Given task:
Every line below that holds the string "Manager" should be copied out.

————————

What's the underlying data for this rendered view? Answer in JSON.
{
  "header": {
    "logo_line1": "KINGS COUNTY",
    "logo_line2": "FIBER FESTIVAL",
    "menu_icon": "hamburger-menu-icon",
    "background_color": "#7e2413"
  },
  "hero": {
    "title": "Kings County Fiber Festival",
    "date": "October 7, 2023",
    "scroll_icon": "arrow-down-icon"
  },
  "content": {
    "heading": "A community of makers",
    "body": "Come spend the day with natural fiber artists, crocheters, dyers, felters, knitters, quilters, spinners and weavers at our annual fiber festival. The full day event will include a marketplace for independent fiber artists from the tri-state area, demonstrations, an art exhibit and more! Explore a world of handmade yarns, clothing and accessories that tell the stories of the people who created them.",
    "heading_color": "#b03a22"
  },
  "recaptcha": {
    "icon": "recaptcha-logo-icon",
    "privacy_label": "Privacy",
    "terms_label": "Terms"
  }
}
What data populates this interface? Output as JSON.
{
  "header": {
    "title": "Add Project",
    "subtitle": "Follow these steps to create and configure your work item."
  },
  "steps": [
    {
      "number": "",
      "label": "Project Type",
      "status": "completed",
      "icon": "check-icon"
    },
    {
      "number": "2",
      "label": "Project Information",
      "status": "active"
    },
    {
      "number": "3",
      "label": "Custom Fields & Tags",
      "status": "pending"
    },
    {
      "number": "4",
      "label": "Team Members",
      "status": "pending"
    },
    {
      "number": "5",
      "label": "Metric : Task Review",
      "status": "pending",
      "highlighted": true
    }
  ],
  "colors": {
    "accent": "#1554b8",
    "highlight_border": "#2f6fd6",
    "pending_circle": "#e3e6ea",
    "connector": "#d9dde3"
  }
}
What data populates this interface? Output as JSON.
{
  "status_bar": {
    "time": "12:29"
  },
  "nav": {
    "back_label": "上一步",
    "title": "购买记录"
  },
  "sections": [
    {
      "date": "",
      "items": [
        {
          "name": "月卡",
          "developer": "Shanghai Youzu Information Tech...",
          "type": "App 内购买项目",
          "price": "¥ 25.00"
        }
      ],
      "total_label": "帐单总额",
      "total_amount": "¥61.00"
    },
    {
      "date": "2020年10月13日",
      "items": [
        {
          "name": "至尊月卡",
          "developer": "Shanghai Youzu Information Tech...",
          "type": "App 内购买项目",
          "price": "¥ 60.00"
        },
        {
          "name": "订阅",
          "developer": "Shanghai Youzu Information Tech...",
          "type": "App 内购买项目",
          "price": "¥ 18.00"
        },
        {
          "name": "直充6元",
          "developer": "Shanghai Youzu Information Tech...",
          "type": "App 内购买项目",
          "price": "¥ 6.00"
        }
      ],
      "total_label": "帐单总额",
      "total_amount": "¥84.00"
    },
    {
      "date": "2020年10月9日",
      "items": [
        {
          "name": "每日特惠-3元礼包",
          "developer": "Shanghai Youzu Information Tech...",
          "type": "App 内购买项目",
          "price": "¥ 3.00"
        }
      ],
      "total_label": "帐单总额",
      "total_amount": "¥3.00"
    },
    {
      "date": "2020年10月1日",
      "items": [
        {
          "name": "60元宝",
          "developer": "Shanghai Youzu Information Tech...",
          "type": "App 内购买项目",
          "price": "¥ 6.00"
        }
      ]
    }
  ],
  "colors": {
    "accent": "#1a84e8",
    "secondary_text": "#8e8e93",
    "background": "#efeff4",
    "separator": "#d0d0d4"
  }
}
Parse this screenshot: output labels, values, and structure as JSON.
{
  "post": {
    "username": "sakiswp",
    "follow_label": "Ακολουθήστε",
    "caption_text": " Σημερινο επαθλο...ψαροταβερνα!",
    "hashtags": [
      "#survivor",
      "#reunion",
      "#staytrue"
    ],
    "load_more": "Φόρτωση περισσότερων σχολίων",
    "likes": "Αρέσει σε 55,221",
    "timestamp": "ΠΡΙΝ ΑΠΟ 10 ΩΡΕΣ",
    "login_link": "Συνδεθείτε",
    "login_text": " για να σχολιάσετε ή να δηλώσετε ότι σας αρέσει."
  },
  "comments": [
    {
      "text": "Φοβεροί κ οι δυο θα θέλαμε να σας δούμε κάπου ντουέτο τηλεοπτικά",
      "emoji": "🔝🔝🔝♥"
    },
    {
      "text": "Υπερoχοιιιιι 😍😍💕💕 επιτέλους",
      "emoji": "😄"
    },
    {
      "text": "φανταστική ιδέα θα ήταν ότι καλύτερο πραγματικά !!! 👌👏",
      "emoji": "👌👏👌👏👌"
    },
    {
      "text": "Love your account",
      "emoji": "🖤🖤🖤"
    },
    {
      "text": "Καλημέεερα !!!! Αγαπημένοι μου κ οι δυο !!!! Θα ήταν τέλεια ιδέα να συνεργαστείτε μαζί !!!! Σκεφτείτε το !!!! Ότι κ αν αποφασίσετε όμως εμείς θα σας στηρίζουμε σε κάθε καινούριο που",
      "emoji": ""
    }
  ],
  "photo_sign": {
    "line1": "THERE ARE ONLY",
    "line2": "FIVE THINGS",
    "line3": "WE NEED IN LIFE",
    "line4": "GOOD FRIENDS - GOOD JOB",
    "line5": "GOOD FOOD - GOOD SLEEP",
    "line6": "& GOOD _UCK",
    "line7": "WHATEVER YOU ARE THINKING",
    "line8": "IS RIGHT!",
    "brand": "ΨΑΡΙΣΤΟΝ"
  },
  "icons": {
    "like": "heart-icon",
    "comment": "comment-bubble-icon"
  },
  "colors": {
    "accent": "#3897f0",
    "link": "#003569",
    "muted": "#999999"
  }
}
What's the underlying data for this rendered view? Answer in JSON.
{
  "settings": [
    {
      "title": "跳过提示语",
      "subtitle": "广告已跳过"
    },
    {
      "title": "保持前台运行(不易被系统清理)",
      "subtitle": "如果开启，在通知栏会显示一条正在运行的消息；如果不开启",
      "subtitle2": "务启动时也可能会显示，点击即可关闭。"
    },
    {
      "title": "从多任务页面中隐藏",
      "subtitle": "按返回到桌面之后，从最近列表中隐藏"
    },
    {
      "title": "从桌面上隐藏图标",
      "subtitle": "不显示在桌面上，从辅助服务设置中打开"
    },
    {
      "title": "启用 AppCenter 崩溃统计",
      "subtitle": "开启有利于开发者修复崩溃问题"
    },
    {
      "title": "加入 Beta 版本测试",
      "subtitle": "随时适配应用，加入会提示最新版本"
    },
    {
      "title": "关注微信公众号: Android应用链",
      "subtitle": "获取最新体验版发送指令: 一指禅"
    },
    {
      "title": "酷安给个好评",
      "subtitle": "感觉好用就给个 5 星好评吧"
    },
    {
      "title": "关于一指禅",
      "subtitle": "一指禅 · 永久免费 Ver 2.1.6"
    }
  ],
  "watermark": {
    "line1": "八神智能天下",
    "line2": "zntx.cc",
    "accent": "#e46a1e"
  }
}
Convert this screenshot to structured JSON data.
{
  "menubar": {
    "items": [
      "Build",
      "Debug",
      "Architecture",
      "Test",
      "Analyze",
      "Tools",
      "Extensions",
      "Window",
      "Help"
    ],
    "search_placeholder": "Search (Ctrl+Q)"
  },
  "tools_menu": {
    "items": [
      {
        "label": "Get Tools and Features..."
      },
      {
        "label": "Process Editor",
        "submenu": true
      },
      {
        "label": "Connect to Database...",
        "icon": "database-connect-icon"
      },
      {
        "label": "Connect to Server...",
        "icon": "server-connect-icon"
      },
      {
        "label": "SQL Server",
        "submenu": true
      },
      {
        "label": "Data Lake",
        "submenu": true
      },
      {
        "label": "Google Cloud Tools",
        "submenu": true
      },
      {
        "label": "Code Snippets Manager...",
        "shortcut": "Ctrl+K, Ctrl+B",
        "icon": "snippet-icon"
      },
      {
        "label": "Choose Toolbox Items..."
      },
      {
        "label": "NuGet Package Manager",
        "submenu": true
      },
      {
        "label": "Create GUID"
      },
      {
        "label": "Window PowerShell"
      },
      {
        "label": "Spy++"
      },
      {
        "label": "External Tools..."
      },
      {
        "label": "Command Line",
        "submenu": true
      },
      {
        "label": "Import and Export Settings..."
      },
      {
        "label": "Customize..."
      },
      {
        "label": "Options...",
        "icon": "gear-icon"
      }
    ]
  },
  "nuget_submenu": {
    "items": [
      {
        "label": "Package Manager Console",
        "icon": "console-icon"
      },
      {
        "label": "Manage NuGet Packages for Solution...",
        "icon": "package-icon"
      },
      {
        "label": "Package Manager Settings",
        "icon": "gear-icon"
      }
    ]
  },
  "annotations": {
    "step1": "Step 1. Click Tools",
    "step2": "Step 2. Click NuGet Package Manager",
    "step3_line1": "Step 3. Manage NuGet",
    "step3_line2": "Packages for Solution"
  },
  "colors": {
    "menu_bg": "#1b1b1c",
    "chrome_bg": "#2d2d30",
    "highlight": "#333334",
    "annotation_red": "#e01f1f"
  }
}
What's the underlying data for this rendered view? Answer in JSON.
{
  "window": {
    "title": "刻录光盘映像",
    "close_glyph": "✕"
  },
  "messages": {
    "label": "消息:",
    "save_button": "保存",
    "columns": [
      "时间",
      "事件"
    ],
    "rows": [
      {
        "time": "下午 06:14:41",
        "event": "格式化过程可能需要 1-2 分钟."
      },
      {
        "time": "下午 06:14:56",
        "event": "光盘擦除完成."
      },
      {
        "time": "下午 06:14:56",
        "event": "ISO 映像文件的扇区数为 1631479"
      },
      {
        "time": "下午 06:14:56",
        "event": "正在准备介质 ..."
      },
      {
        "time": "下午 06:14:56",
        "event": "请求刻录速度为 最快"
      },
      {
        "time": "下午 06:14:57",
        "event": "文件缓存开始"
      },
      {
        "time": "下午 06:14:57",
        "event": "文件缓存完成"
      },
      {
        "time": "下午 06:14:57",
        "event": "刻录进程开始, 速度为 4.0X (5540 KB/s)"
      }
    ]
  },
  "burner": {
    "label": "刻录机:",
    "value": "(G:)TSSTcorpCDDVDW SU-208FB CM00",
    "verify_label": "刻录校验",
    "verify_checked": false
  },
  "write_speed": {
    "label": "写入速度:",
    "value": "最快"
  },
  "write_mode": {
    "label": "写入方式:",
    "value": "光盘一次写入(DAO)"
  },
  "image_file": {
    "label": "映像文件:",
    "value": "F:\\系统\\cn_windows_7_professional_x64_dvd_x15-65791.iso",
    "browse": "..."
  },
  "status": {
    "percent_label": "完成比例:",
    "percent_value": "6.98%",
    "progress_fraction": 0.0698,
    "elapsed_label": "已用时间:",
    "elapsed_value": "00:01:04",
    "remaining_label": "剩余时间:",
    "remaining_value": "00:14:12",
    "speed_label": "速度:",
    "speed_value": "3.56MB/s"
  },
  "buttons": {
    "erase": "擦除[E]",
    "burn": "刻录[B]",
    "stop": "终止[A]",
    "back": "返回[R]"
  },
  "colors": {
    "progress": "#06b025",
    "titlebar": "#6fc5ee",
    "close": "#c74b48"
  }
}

————————

Solved exercise:
        "label": "Code Snippets Manager...",
        "label": "NuGet Package Manager",
        "label": "Package Manager Console",
        "label": "Package Manager Settings",
    "step2": "Step 2. Click NuGet Package Manager",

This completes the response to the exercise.